Exercise task - Determine how many lines in the data below contain "from" and write only that number.

Exercise materials -
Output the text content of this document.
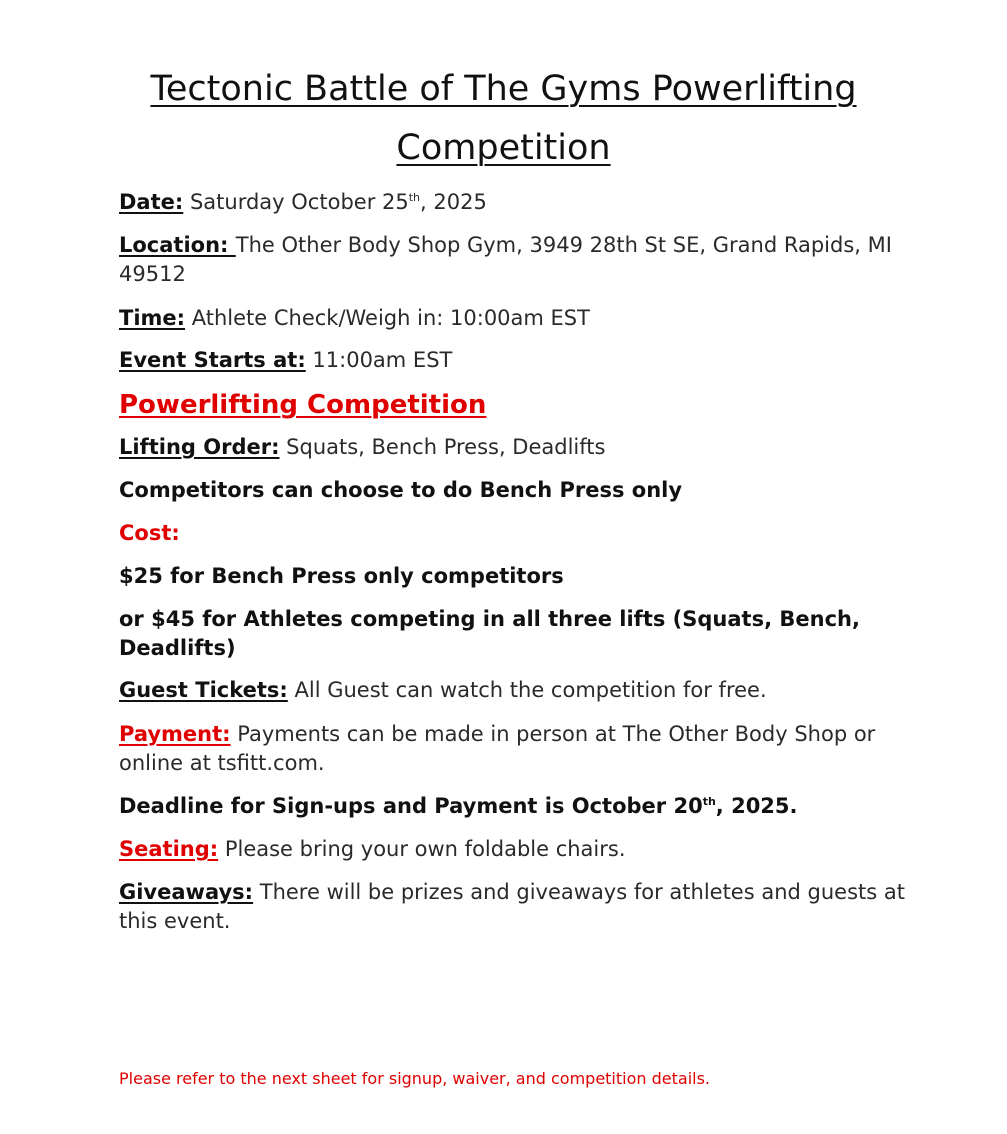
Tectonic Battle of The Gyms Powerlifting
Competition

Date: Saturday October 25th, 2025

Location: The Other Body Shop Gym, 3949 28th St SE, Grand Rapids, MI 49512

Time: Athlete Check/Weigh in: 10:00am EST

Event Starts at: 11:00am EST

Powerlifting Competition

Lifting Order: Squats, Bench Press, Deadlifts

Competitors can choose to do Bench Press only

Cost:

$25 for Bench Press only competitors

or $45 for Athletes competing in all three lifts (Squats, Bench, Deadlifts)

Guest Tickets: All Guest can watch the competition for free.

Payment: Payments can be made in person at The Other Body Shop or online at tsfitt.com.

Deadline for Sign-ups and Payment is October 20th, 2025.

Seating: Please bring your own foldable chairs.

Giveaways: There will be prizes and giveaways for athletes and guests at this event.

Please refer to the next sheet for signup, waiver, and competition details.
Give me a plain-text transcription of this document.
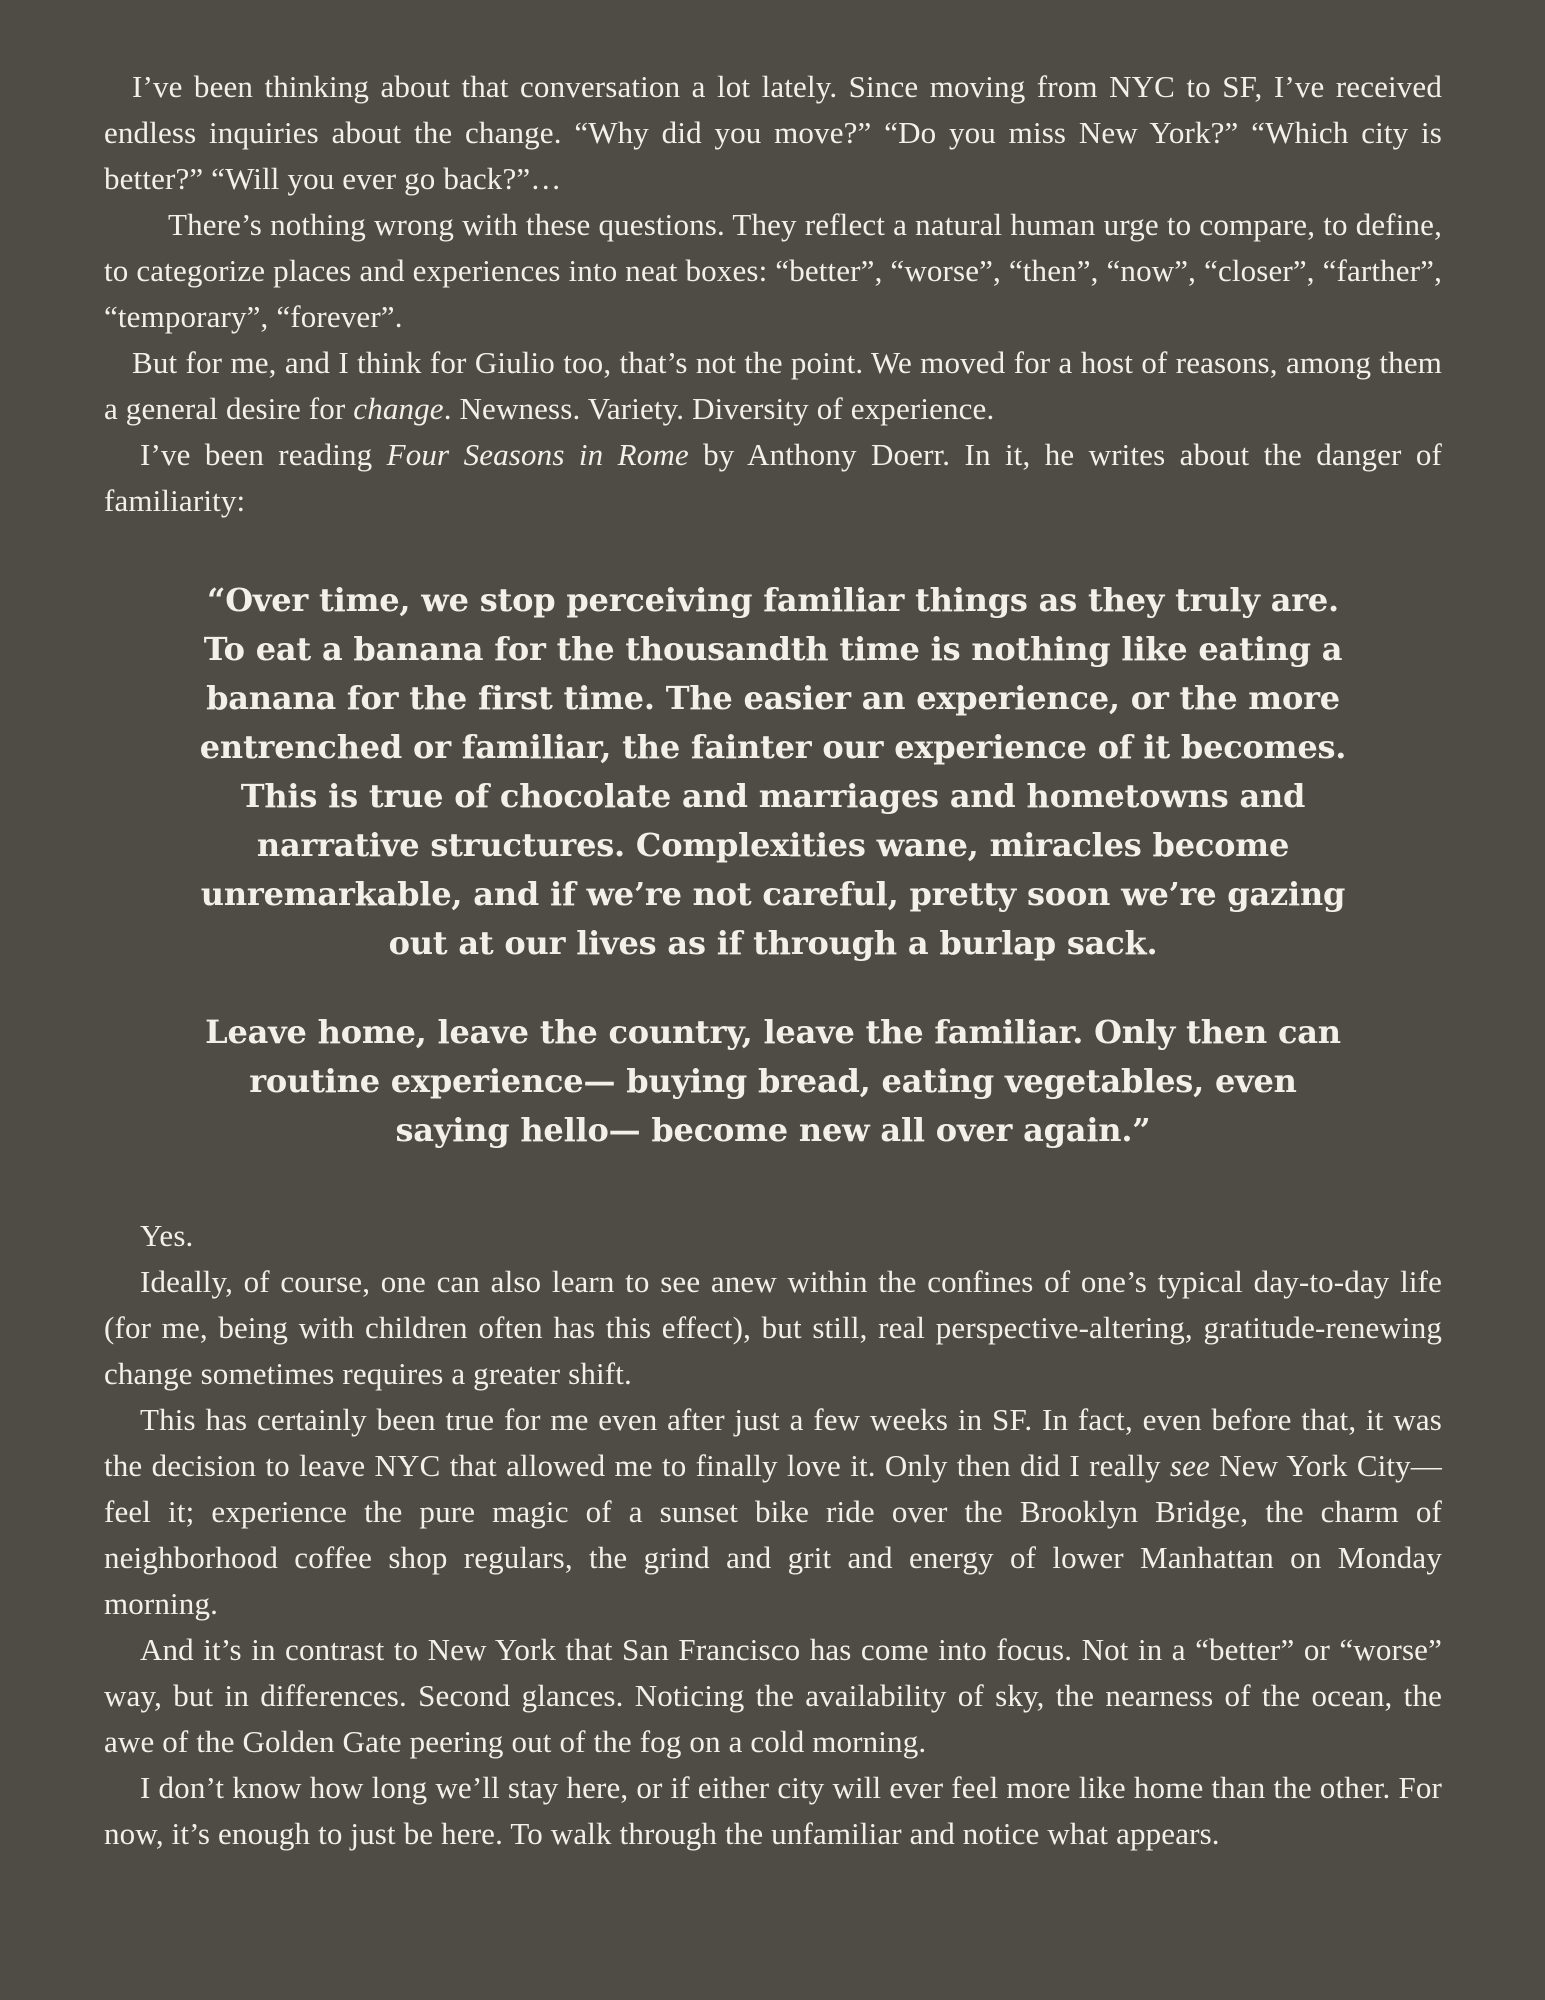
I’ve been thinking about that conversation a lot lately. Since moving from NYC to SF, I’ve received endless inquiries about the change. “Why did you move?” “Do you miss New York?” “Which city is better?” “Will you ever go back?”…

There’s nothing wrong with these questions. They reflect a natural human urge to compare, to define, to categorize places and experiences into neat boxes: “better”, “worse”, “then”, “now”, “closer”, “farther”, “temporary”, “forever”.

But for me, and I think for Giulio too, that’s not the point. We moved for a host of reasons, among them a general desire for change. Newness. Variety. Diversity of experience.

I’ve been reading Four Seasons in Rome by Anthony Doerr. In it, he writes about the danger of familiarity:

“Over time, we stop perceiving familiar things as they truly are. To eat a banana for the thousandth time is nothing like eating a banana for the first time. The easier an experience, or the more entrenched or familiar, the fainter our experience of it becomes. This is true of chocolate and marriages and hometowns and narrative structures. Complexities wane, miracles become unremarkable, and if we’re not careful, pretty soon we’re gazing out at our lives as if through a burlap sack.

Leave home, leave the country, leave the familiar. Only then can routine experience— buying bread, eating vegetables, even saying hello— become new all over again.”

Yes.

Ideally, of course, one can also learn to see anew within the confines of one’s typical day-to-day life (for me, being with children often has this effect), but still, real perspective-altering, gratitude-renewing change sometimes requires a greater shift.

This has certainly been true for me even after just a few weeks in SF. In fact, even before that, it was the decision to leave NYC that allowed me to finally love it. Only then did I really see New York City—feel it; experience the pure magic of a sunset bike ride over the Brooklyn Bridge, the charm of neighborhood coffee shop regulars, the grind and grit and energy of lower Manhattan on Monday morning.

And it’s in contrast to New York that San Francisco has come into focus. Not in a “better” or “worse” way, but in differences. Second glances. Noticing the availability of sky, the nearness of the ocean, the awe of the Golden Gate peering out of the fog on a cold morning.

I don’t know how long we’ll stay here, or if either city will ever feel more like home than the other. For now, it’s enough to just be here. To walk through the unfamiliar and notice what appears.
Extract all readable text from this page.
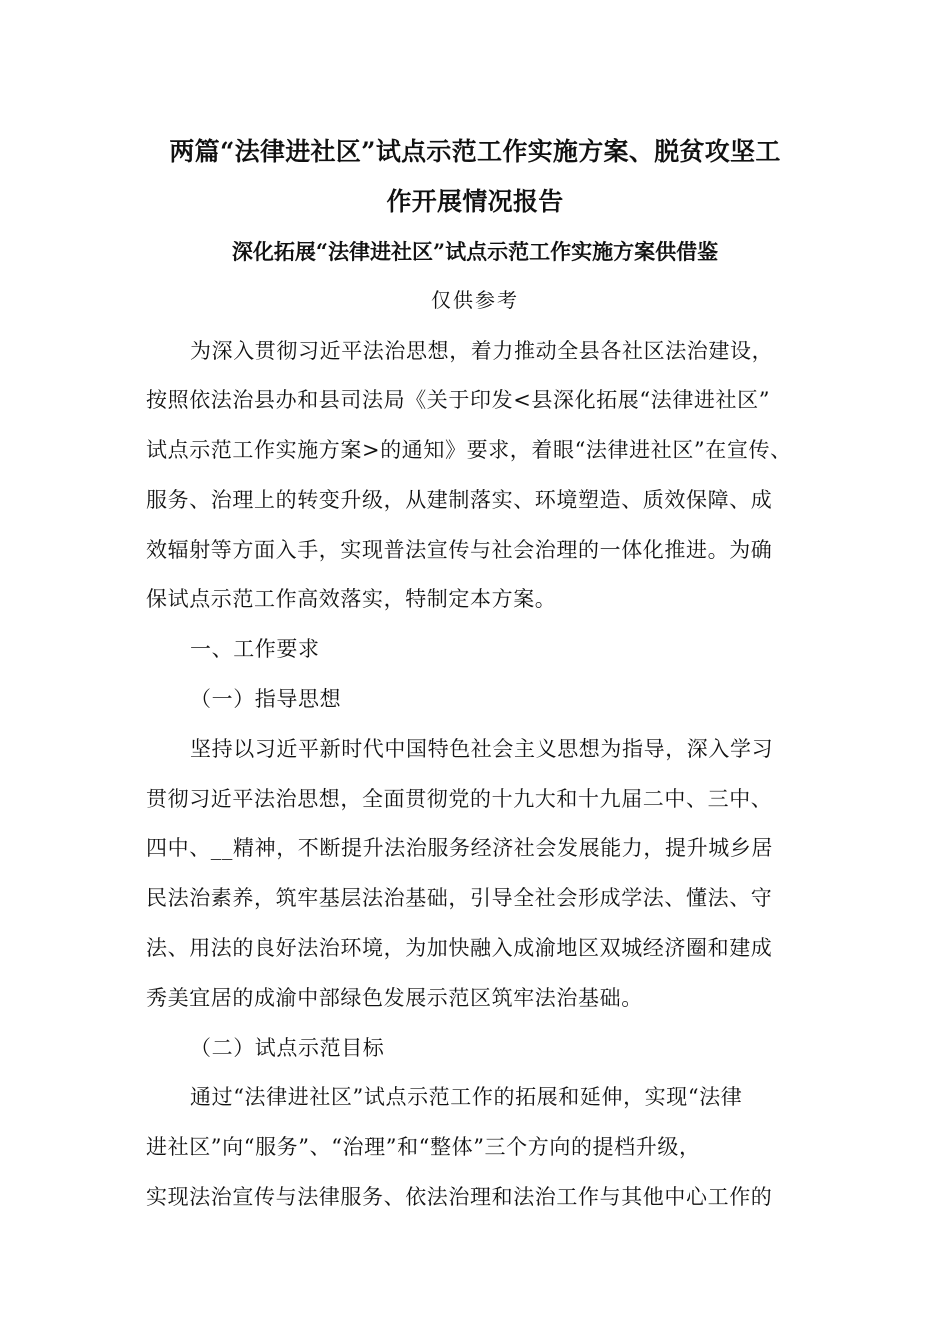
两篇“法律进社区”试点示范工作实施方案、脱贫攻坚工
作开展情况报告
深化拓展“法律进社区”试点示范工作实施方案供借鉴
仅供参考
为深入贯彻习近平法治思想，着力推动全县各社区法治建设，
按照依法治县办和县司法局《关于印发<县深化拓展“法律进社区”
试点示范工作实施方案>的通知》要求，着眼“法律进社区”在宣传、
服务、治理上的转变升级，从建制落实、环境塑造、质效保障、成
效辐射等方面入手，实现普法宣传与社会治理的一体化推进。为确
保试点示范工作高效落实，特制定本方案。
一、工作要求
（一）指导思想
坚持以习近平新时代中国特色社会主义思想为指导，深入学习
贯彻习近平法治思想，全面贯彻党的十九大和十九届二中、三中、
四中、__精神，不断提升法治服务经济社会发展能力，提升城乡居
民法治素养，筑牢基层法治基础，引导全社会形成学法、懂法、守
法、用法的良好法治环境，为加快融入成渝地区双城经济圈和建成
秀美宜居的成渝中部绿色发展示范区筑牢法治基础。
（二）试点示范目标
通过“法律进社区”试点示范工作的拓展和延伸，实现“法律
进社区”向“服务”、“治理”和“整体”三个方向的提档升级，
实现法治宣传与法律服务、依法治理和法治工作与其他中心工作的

Solution to the problem - 2